MATERIAL:
··········

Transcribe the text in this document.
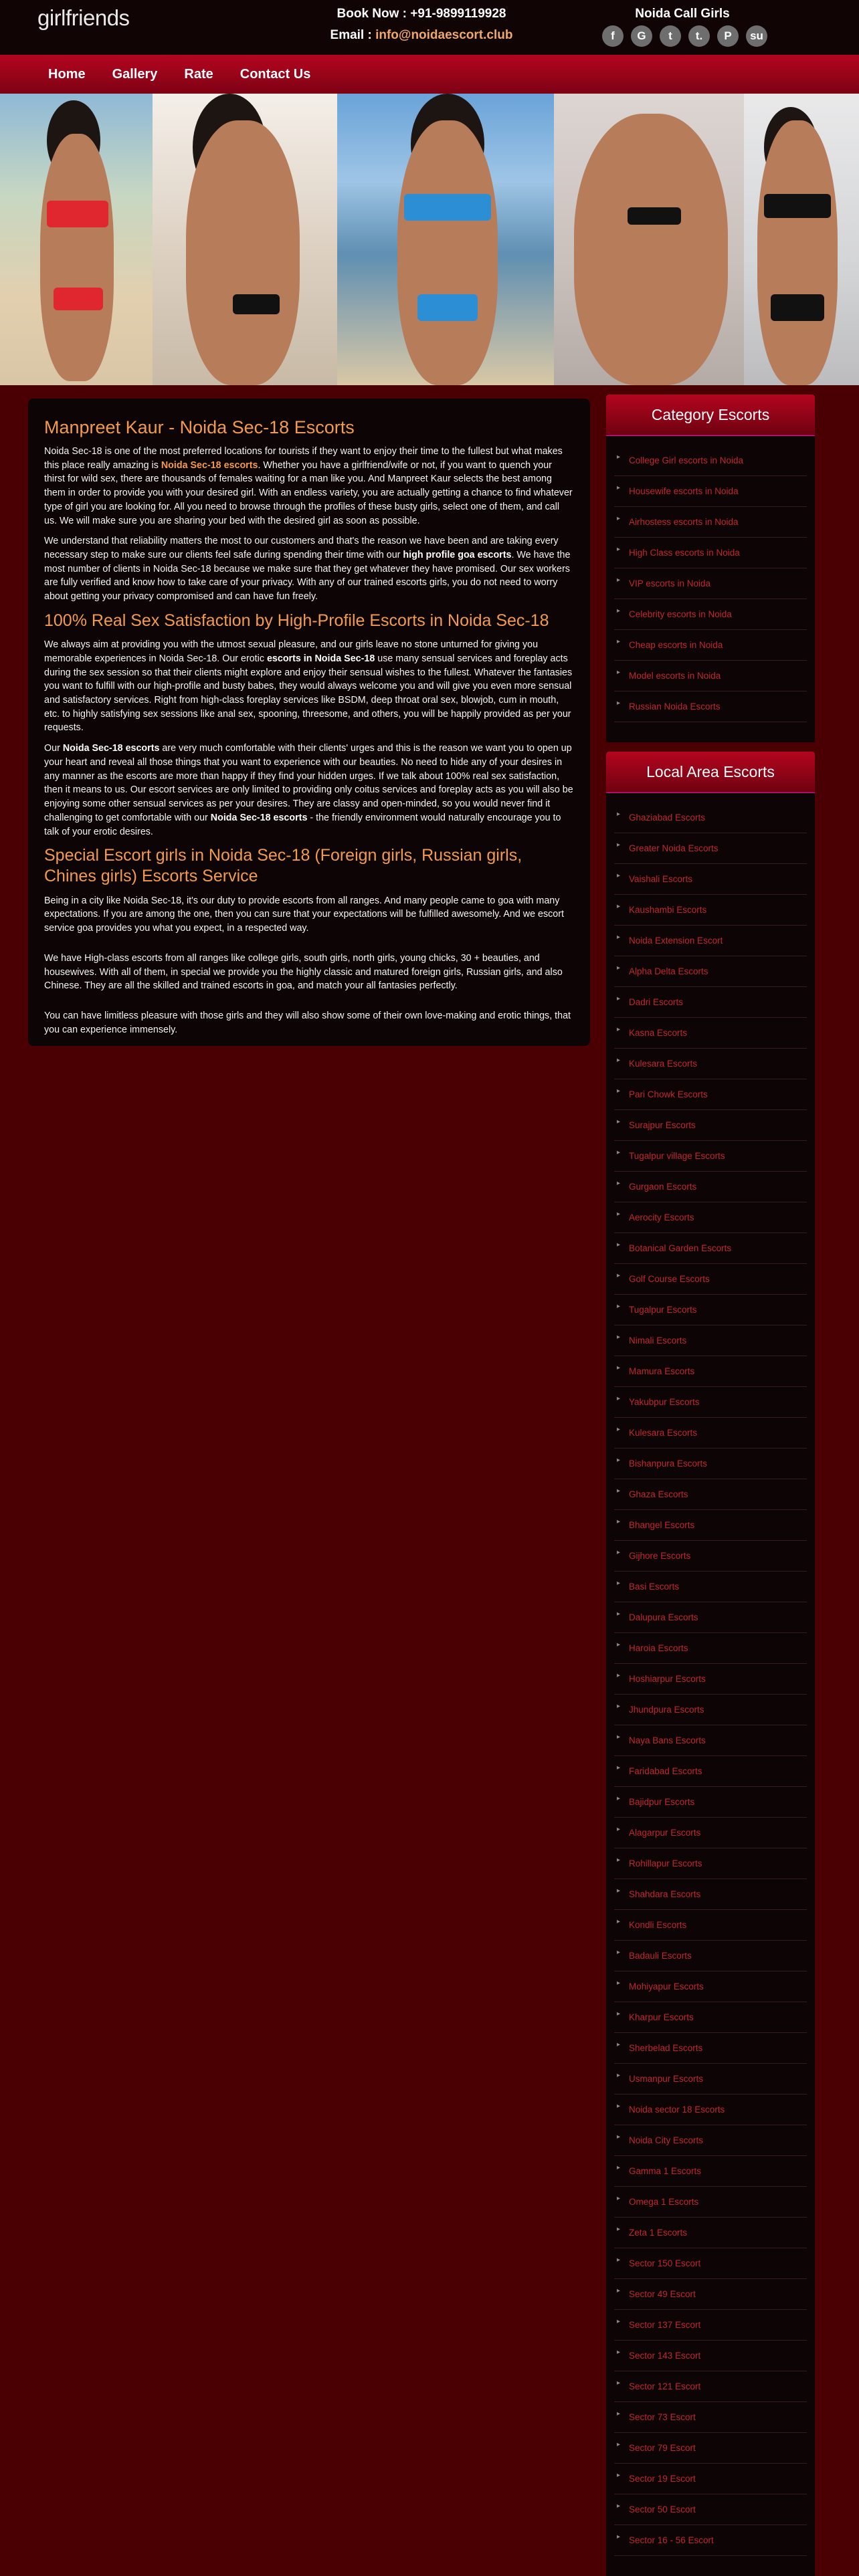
girlfriends	Book Now : +91-9899119928
Email : info@noidaescort.club
Noida Call Girls
f	G	t	t.	P	su
Home Gallery Rate Contact Us
Manpreet Kaur - Noida Sec-18 Escorts

Noida Sec-18 is one of the most preferred locations for tourists if they want to enjoy their time to the fullest but what makes this place really amazing is Noida Sec-18 escorts. Whether you have a girlfriend/wife or not, if you want to quench your thirst for wild sex, there are thousands of females waiting for a man like you. And Manpreet Kaur selects the best among them in order to provide you with your desired girl. With an endless variety, you are actually getting a chance to find whatever type of girl you are looking for. All you need to browse through the profiles of these busty girls, select one of them, and call us. We will make sure you are sharing your bed with the desired girl as soon as possible.

We understand that reliability matters the most to our customers and that's the reason we have been and are taking every necessary step to make sure our clients feel safe during spending their time with our high profile goa escorts. We have the most number of clients in Noida Sec-18 because we make sure that they get whatever they have promised. Our sex workers are fully verified and know how to take care of your privacy. With any of our trained escorts girls, you do not need to worry about getting your privacy compromised and can have fun freely.

100% Real Sex Satisfaction by High-Profile Escorts in Noida Sec-18

We always aim at providing you with the utmost sexual pleasure, and our girls leave no stone unturned for giving you memorable experiences in Noida Sec-18. Our erotic escorts in Noida Sec-18 use many sensual services and foreplay acts during the sex session so that their clients might explore and enjoy their sensual wishes to the fullest. Whatever the fantasies you want to fulfill with our high-profile and busty babes, they would always welcome you and will give you even more sensual and satisfactory services. Right from high-class foreplay services like BSDM, deep throat oral sex, blowjob, cum in mouth, etc. to highly satisfying sex sessions like anal sex, spooning, threesome, and others, you will be happily provided as per your requests.

Our Noida Sec-18 escorts are very much comfortable with their clients' urges and this is the reason we want you to open up your heart and reveal all those things that you want to experience with our beauties. No need to hide any of your desires in any manner as the escorts are more than happy if they find your hidden urges. If we talk about 100% real sex satisfaction, then it means to us. Our escort services are only limited to providing only coitus services and foreplay acts as you will also be enjoying some other sensual services as per your desires. They are classy and open-minded, so you would never find it challenging to get comfortable with our Noida Sec-18 escorts - the friendly environment would naturally encourage you to talk of your erotic desires.

Special Escort girls in Noida Sec-18 (Foreign girls, Russian girls, Chines girls) Escorts Service

Being in a city like Noida Sec-18, it's our duty to provide escorts from all ranges. And many people came to goa with many expectations. If you are among the one, then you can sure that your expectations will be fulfilled awesomely. And we escort service goa provides you what you expect, in a respected way.

We have High-class escorts from all ranges like college girls, south girls, north girls, young chicks, 30 + beauties, and housewives. With all of them, in special we provide you the highly classic and matured foreign girls, Russian girls, and also Chinese. They are all the skilled and trained escorts in goa, and match your all fantasies perfectly.

You can have limitless pleasure with those girls and they will also show some of their own love-making and erotic things, that you can experience immensely.

Category Escorts
▸ College Girl escorts in Noida
▸ Housewife escorts in Noida
▸ Airhostess escorts in Noida
▸ High Class escorts in Noida
▸ VIP escorts in Noida
▸ Celebrity escorts in Noida
▸ Cheap escorts in Noida
▸ Model escorts in Noida
▸ Russian Noida Escorts
Local Area Escorts
▸ Ghaziabad Escorts
▸ Greater Noida Escorts
▸ Vaishali Escorts
▸ Kaushambi Escorts
▸ Noida Extension Escort
▸ Alpha Delta Escorts
▸ Dadri Escorts
▸ Kasna Escorts
▸ Kulesara Escorts
▸ Pari Chowk Escorts
▸ Surajpur Escorts
▸ Tugalpur village Escorts
▸ Gurgaon Escorts
▸ Aerocity Escorts
▸ Botanical Garden Escorts
▸ Golf Course Escorts
▸ Tugalpur Escorts
▸ Nimali Escorts
▸ Mamura Escorts
▸ Yakubpur Escorts
▸ Kulesara Escorts
▸ Bishanpura Escorts
▸ Ghaza Escorts
▸ Bhangel Escorts
▸ Gijhore Escorts
▸ Basi Escorts
▸ Dalupura Escorts
▸ Haroia Escorts
▸ Hoshiarpur Escorts
▸ Jhundpura Escorts
▸ Naya Bans Escorts
▸ Faridabad Escorts
▸ Bajidpur Escorts
▸ Alagarpur Escorts
▸ Rohillapur Escorts
▸ Shahdara Escorts
▸ Kondli Escorts
▸ Badauli Escorts
▸ Mohiyapur Escorts
▸ Kharpur Escorts
▸ Sherbelad Escorts
▸ Usmanpur Escorts
▸ Noida sector 18 Escorts
▸ Noida City Escorts
▸ Gamma 1 Escorts
▸ Omega 1 Escorts
▸ Zeta 1 Escorts
▸ Sector 150 Escort
▸ Sector 49 Escort
▸ Sector 137 Escort
▸ Sector 143 Escort
▸ Sector 121 Escort
▸ Sector 73 Escort
▸ Sector 79 Escort
▸ Sector 19 Escort
▸ Sector 50 Escort
▸ Sector 16 - 56 Escort
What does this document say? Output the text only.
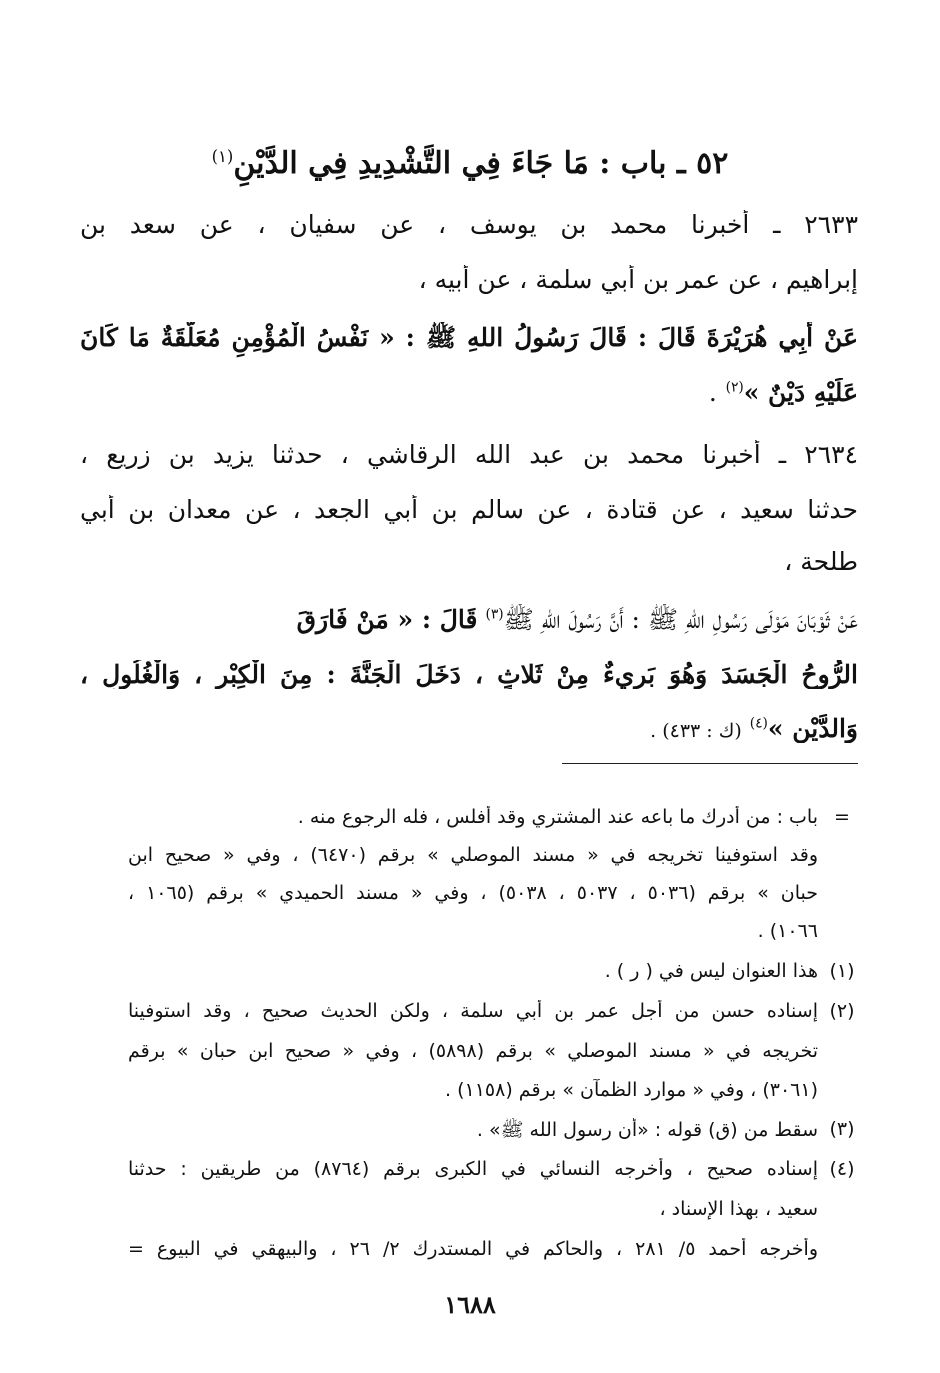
٥٢ ـ باب : مَا جَاءَ فِي التَّشْدِيدِ فِي الدَّيْنِ$^{(١)}$
٢٦٣٣ ـ أخبرنا محمد بن يوسف ، عن سفيان ، عن سعد بن
إبراهيم ، عن عمر بن أبي سلمة ، عن أبيه ،
عَنْ أَبِي هُرَيْرَةَ قَالَ : قَالَ رَسُولُ اللهِ ﷺ : « نَفْسُ الْمُؤْمِنِ مُعَلَّقَةٌ مَا كَانَ
عَلَيْهِ دَيْنٌ »$^{(٢)}$ .
٢٦٣٤ ـ أخبرنا محمد بن عبد الله الرقاشي ، حدثنا يزيد بن زريع ،
حدثنا سعيد ، عن قتادة ، عن سالم بن أبي الجعد ، عن معدان بن أبي
طلحة ،
عَنْ ثَوْبَانَ مَوْلَى رَسُولِ اللهِ ﷺ : أَنَّ رَسُولَ اللهِ ﷺ$^{(٣)}$ قَالَ : « مَنْ فَارَقَ
الرُّوحُ الْجَسَدَ وَهُوَ بَرِيءٌ مِنْ ثَلاثٍ ، دَخَلَ الْجَنَّةَ : مِنَ الْكِبْرِ ، وَالْغُلُولِ ،
وَالدَّيْنِ »$^{(٤)}$ (ك : ٤٣٣) .
=
باب : من أدرك ما باعه عند المشتري وقد أفلس ، فله الرجوع منه .
وقد استوفينا تخريجه في « مسند الموصلي » برقم (٦٤٧٠) ، وفي « صحيح ابن
حبان » برقم (٥٠٣٦ ، ٥٠٣٧ ، ٥٠٣٨) ، وفي « مسند الحميدي » برقم (١٠٦٥ ،
١٠٦٦) .
(١)
هذا العنوان ليس في ( ر ) .
(٢)
إسناده حسن من أجل عمر بن أبي سلمة ، ولكن الحديث صحيح ، وقد استوفينا
تخريجه في « مسند الموصلي » برقم (٥٨٩٨) ، وفي « صحيح ابن حبان » برقم
(٣٠٦١) ، وفي « موارد الظمآن » برقم (١١٥٨) .
(٣)
سقط من (ق) قوله : «أن رسول الله ﷺ» .
(٤)
إسناده صحيح ، وأخرجه النسائي في الكبرى برقم (٨٧٦٤) من طريقين : حدثنا
سعيد ، بهذا الإسناد ،
وأخرجه أحمد ٥/ ٢٨١ ، والحاكم في المستدرك ٢/ ٢٦ ، والبيهقي في البيوع =
١٦٨٨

··········

TASK PROMPT:
Quote every line word for word and keep the images out of the copy.

WRITTEN RESPONSE:
Transcribe the text in this document.
girlfriends	Book Now : +91-9899119928
Email : info@noidaescort.club
Noida Call Girls
f	G	t	t.	P	su
Home Gallery Rate Contact Us
Manpreet Kaur - Noida Sec-18 Escorts

Noida Sec-18 is one of the most preferred locations for tourists if they want to enjoy their time to the fullest but what makes this place really amazing is Noida Sec-18 escorts. Whether you have a girlfriend/wife or not, if you want to quench your thirst for wild sex, there are thousands of females waiting for a man like you. And Manpreet Kaur selects the best among them in order to provide you with your desired girl. With an endless variety, you are actually getting a chance to find whatever type of girl you are looking for. All you need to browse through the profiles of these busty girls, select one of them, and call us. We will make sure you are sharing your bed with the desired girl as soon as possible.

We understand that reliability matters the most to our customers and that's the reason we have been and are taking every necessary step to make sure our clients feel safe during spending their time with our high profile goa escorts. We have the most number of clients in Noida Sec-18 because we make sure that they get whatever they have promised. Our sex workers are fully verified and know how to take care of your privacy. With any of our trained escorts girls, you do not need to worry about getting your privacy compromised and can have fun freely.

100% Real Sex Satisfaction by High-Profile Escorts in Noida Sec-18

We always aim at providing you with the utmost sexual pleasure, and our girls leave no stone unturned for giving you memorable experiences in Noida Sec-18. Our erotic escorts in Noida Sec-18 use many sensual services and foreplay acts during the sex session so that their clients might explore and enjoy their sensual wishes to the fullest. Whatever the fantasies you want to fulfill with our high-profile and busty babes, they would always welcome you and will give you even more sensual and satisfactory services. Right from high-class foreplay services like BSDM, deep throat oral sex, blowjob, cum in mouth, etc. to highly satisfying sex sessions like anal sex, spooning, threesome, and others, you will be happily provided as per your requests.

Our Noida Sec-18 escorts are very much comfortable with their clients' urges and this is the reason we want you to open up your heart and reveal all those things that you want to experience with our beauties. No need to hide any of your desires in any manner as the escorts are more than happy if they find your hidden urges. If we talk about 100% real sex satisfaction, then it means to us. Our escort services are only limited to providing only coitus services and foreplay acts as you will also be enjoying some other sensual services as per your desires. They are classy and open-minded, so you would never find it challenging to get comfortable with our Noida Sec-18 escorts - the friendly environment would naturally encourage you to talk of your erotic desires.

Special Escort girls in Noida Sec-18 (Foreign girls, Russian girls, Chines girls) Escorts Service

Being in a city like Noida Sec-18, it's our duty to provide escorts from all ranges. And many people came to goa with many expectations. If you are among the one, then you can sure that your expectations will be fulfilled awesomely. And we escort service goa provides you what you expect, in a respected way.

We have High-class escorts from all ranges like college girls, south girls, north girls, young chicks, 30 + beauties, and housewives. With all of them, in special we provide you the highly classic and matured foreign girls, Russian girls, and also Chinese. They are all the skilled and trained escorts in goa, and match your all fantasies perfectly.

You can have limitless pleasure with those girls and they will also show some of their own love-making and erotic things, that you can experience immensely.

Category Escorts
▸ College Girl escorts in Noida
▸ Housewife escorts in Noida
▸ Airhostess escorts in Noida
▸ High Class escorts in Noida
▸ VIP escorts in Noida
▸ Celebrity escorts in Noida
▸ Cheap escorts in Noida
▸ Model escorts in Noida
▸ Russian Noida Escorts
Local Area Escorts
▸ Ghaziabad Escorts
▸ Greater Noida Escorts
▸ Vaishali Escorts
▸ Kaushambi Escorts
▸ Noida Extension Escort
▸ Alpha Delta Escorts
▸ Dadri Escorts
▸ Kasna Escorts
▸ Kulesara Escorts
▸ Pari Chowk Escorts
▸ Surajpur Escorts
▸ Tugalpur village Escorts
▸ Gurgaon Escorts
▸ Aerocity Escorts
▸ Botanical Garden Escorts
▸ Golf Course Escorts
▸ Tugalpur Escorts
▸ Nimali Escorts
▸ Mamura Escorts
▸ Yakubpur Escorts
▸ Kulesara Escorts
▸ Bishanpura Escorts
▸ Ghaza Escorts
▸ Bhangel Escorts
▸ Gijhore Escorts
▸ Basi Escorts
▸ Dalupura Escorts
▸ Haroia Escorts
▸ Hoshiarpur Escorts
▸ Jhundpura Escorts
▸ Naya Bans Escorts
▸ Faridabad Escorts
▸ Bajidpur Escorts
▸ Alagarpur Escorts
▸ Rohillapur Escorts
▸ Shahdara Escorts
▸ Kondli Escorts
▸ Badauli Escorts
▸ Mohiyapur Escorts
▸ Kharpur Escorts
▸ Sherbelad Escorts
▸ Usmanpur Escorts
▸ Noida sector 18 Escorts
▸ Noida City Escorts
▸ Gamma 1 Escorts
▸ Omega 1 Escorts
▸ Zeta 1 Escorts
▸ Sector 150 Escort
▸ Sector 49 Escort
▸ Sector 137 Escort
▸ Sector 143 Escort
▸ Sector 121 Escort
▸ Sector 73 Escort
▸ Sector 79 Escort
▸ Sector 19 Escort
▸ Sector 50 Escort
▸ Sector 16 - 56 Escort
What does this document say? Output the text only.
٥٢ ـ باب : مَا جَاءَ فِي التَّشْدِيدِ فِي الدَّيْنِ$^{(١)}$
٢٦٣٣ ـ أخبرنا محمد بن يوسف ، عن سفيان ، عن سعد بن
إبراهيم ، عن عمر بن أبي سلمة ، عن أبيه ،
عَنْ أَبِي هُرَيْرَةَ قَالَ : قَالَ رَسُولُ اللهِ ﷺ : « نَفْسُ الْمُؤْمِنِ مُعَلَّقَةٌ مَا كَانَ
عَلَيْهِ دَيْنٌ »$^{(٢)}$ .
٢٦٣٤ ـ أخبرنا محمد بن عبد الله الرقاشي ، حدثنا يزيد بن زريع ،
حدثنا سعيد ، عن قتادة ، عن سالم بن أبي الجعد ، عن معدان بن أبي
طلحة ،
عَنْ ثَوْبَانَ مَوْلَى رَسُولِ اللهِ ﷺ : أَنَّ رَسُولَ اللهِ ﷺ$^{(٣)}$ قَالَ : « مَنْ فَارَقَ
الرُّوحُ الْجَسَدَ وَهُوَ بَرِيءٌ مِنْ ثَلاثٍ ، دَخَلَ الْجَنَّةَ : مِنَ الْكِبْرِ ، وَالْغُلُولِ ،
وَالدَّيْنِ »$^{(٤)}$ (ك : ٤٣٣) .
=
باب : من أدرك ما باعه عند المشتري وقد أفلس ، فله الرجوع منه .
وقد استوفينا تخريجه في « مسند الموصلي » برقم (٦٤٧٠) ، وفي « صحيح ابن
حبان » برقم (٥٠٣٦ ، ٥٠٣٧ ، ٥٠٣٨) ، وفي « مسند الحميدي » برقم (١٠٦٥ ،
١٠٦٦) .
(١)
هذا العنوان ليس في ( ر ) .
(٢)
إسناده حسن من أجل عمر بن أبي سلمة ، ولكن الحديث صحيح ، وقد استوفينا
تخريجه في « مسند الموصلي » برقم (٥٨٩٨) ، وفي « صحيح ابن حبان » برقم
(٣٠٦١) ، وفي « موارد الظمآن » برقم (١١٥٨) .
(٣)
سقط من (ق) قوله : «أن رسول الله ﷺ» .
(٤)
إسناده صحيح ، وأخرجه النسائي في الكبرى برقم (٨٧٦٤) من طريقين : حدثنا
سعيد ، بهذا الإسناد ،
وأخرجه أحمد ٥/ ٢٨١ ، والحاكم في المستدرك ٢/ ٢٦ ، والبيهقي في البيوع =
١٦٨٨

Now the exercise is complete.